━━━ Text passage
Understanding Sperm Whales through Migration Patterns and Acoustic Monitoring
My future project (currently in development) focuses on understanding sperm whales and how they use the waters off the Washington Coast through acoustic monitoring and tracking migration patterns. This project will study where sperm whales travel during each season, how they communicate with one another, and how climate change and human activity influence their behaviors. To do this, I will start using underwater hydrophones and place them along the outer Washington coastline and in deep ocean canyon regions. The hydrophones will record the whales' vocalizations, and I will be able to compare them to factors like vessel disturbance, prey availability, and rising temperatures. I will also be able to map out important whale habitats and migration routes so that people can have a better understanding of how sperm whales use Washington's offshore waters.
This research is important because sperm whales are one of the least studied whale species in Washington and along the West Coast. Washington’s offshore canyons and upwelling systems are likely important feeding grounds for sperm whales and other species that have access to those deep regions. But, with increasing vessel disturbance and climate change, it may be affecting how sperm whales communicate with each other and their behavior. Projects like the ‘Dominica Sperm Whale Project’ and research work of Hal Whitehead have inspired this study, aiming to create a better understanding of sperm whale ecology while still supporting conservation efforts. The findings from this project could greatly help create marine protection areas for sperm whales, as well as reduce noise pollution and improve long-term monitoring in Washington State.
This future project starts spring 2026. Important Marine Turtle Areas (IMTAs) are designed to create a standardized, globally consistent framework for identifying and protecting important habitats for sea turtles based on ecological and movement tracking. This project focuses on applying the IMTA framework in the Mediterranean Sea by synthesizing literature, satellite tracking data, nesting areas, and foraging information to understand where key habitats are that are used by sea turtles for migration, feeding, and reproduction. By creating a master database of information from the Mediterranean sea turtle ecology, this is able to highlight and understand gaps in current protected areas and improve where they are actually needed for conservation planning. Making sure that important offshore migration routes and foraging areas are recognized and protected.
This project is important because sea turtles are a highly migratory species that face a lot of threats, like habitat loss, pollution, bycatch, and climate change (Hays et al.). Even though the Mediterranean Sea is an important area for loggerhead and green sea turtle species, current conservation efforts only focus on nesting beaches and ignore migration routes and feeding grounds (IUCN Marine Turtle Specialist Group). By using ecological theory like island biogeography and research on migration from Animal Migration: A Synthesis and No Way Home, we can aim to improve conservation efforts through identifying highly used turtle areas that currently have no protection. The IMTA framework could help guide better conservation planning and protection for sea turtle populations globally.
Figure 1: Timeline of the IMTA process. Literature review, data collection, data analysis, gap analysis, ID candidate IMTA’s, framework development, and communication impact. All in the span of about 1.5 years.
━━━━━━
● Exercise:
Answer these questions from the project descriptions above.
(a) Where will the underwater hydrophones be placed in the sperm whale project?
(b) When does the sea turtle project start?
(c) According to Figure 1, about how long does the IMTA process take?
━━━ Supplied material
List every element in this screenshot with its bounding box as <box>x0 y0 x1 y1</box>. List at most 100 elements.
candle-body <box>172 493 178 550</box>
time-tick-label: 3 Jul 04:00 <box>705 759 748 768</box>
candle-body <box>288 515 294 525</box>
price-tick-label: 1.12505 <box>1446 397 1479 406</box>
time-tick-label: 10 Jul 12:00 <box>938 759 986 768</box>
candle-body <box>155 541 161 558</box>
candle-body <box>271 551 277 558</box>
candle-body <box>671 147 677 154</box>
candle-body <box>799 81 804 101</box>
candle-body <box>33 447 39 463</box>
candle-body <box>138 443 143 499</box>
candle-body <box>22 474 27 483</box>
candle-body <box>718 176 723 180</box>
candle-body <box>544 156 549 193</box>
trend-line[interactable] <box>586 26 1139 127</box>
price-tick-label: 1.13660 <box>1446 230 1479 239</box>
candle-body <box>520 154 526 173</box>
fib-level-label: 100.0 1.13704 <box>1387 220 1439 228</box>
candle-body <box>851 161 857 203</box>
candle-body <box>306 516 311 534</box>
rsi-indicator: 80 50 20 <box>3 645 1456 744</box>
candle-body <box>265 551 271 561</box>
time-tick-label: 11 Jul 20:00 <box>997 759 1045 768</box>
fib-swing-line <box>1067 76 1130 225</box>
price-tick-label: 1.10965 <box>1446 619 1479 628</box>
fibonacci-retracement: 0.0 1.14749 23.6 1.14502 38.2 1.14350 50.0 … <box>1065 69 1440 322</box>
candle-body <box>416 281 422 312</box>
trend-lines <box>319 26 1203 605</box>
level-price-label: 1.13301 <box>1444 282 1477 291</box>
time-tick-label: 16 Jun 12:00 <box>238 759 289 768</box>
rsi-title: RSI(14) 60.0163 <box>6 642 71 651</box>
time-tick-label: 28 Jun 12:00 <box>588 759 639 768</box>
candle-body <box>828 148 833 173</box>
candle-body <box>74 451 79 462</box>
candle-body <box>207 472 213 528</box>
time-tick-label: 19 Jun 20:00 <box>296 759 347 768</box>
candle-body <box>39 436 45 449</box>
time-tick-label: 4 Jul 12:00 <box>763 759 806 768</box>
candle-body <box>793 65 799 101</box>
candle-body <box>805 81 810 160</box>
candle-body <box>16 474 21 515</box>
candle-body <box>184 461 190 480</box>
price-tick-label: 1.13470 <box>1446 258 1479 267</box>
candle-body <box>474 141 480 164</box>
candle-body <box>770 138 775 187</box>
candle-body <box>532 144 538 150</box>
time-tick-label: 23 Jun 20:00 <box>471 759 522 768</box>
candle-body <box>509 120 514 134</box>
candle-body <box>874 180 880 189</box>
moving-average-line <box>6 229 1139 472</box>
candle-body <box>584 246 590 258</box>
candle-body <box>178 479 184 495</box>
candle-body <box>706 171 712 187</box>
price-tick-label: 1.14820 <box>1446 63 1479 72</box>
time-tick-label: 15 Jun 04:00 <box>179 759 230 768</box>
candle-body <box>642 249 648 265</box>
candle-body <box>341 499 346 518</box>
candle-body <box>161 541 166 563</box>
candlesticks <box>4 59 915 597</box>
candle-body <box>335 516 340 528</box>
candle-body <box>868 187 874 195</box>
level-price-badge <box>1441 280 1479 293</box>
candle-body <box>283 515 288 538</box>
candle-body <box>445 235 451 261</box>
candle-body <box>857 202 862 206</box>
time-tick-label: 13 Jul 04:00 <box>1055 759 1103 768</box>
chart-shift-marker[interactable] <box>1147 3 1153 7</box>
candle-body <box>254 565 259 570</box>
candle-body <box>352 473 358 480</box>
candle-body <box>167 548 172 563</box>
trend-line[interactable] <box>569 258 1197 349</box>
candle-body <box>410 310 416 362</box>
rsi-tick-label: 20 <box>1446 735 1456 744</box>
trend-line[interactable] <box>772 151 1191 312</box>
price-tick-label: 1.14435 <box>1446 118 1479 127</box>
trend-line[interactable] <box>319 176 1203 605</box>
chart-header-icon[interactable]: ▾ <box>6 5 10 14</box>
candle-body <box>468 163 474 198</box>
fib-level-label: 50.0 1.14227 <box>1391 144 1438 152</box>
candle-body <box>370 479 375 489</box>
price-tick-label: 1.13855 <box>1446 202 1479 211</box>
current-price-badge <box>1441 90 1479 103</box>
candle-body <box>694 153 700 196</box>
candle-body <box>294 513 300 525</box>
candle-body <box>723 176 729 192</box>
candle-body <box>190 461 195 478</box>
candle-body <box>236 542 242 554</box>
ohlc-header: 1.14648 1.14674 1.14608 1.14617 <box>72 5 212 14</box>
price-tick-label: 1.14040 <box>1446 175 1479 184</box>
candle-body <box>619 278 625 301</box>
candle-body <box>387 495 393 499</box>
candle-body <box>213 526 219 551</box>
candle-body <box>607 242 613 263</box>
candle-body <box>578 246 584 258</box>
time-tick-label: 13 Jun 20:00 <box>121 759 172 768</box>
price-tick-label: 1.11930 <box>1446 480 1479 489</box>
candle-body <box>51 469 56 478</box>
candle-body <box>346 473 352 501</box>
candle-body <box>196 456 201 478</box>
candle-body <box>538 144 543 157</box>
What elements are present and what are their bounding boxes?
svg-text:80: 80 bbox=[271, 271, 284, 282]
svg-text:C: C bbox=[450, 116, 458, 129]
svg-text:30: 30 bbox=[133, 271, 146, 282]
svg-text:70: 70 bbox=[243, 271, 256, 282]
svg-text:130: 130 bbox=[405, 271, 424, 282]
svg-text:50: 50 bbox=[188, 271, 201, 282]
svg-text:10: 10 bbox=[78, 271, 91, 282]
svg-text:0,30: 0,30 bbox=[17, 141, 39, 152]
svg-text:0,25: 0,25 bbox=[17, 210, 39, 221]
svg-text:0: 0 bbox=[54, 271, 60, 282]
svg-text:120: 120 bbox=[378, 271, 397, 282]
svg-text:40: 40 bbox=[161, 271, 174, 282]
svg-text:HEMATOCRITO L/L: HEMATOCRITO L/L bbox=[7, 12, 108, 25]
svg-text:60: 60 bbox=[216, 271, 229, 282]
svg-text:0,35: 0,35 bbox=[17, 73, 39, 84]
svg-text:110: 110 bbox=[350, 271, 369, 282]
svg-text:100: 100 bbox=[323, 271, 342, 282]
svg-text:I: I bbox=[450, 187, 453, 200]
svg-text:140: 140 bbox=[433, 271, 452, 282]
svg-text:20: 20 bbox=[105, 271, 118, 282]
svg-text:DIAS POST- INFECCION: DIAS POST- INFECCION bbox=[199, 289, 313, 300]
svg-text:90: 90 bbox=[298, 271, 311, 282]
━━━━━━
● Answer to this exercise:
(a) Along the outer Washington coastline and in deep ocean canyon regions.
(b) Spring 2026.
(c) About 1.5 years.